• Task directions
Everything in the listing except the pictures should be written out exactly.

_ _ _

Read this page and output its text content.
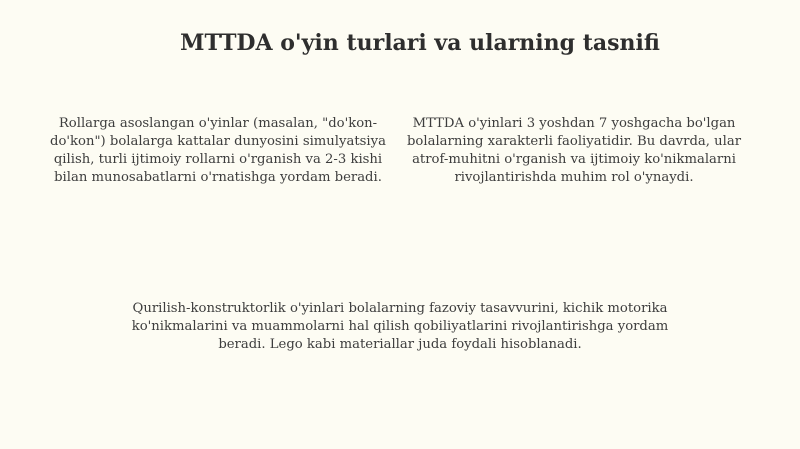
MTTDA o'yin turlari va ularning tasnifi

Rollarga asoslangan o'yinlar (masalan, "do'kon-do'kon") bolalarga kattalar dunyosini simulyatsiya qilish, turli ijtimoiy rollarni o'rganish va 2-3 kishi bilan munosabatlarni o'rnatishga yordam beradi.

MTTDA o'yinlari 3 yoshdan 7 yoshgacha bo'lgan bolalarning xarakterli faoliyatidir. Bu davrda, ular atrof-muhitni o'rganish va ijtimoiy ko'nikmalarni rivojlantirishda muhim rol o'ynaydi.

Qurilish-konstruktorlik o'yinlari bolalarning fazoviy tasavvurini, kichik motorika ko'nikmalarini va muammolarni hal qilish qobiliyatlarini rivojlantirishga yordam beradi. Lego kabi materiallar juda foydali hisoblanadi.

_ _ _

• Answer
Read this page and output its text content.
MTTDA o'yin turlari va ularning tasnifi

Rollarga asoslangan o'yinlar (masalan, "do'kon-do'kon") bolalarga kattalar dunyosini simulyatsiya qilish, turli ijtimoiy rollarni o'rganish va 2-3 kishi bilan munosabatlarni o'rnatishga yordam beradi.

MTTDA o'yinlari 3 yoshdan 7 yoshgacha bo'lgan bolalarning xarakterli faoliyatidir. Bu davrda, ular atrof-muhitni o'rganish va ijtimoiy ko'nikmalarni rivojlantirishda muhim rol o'ynaydi.

Qurilish-konstruktorlik o'yinlari bolalarning fazoviy tasavvurini, kichik motorika ko'nikmalarini va muammolarni hal qilish qobiliyatlarini rivojlantirishga yordam beradi. Lego kabi materiallar juda foydali hisoblanadi.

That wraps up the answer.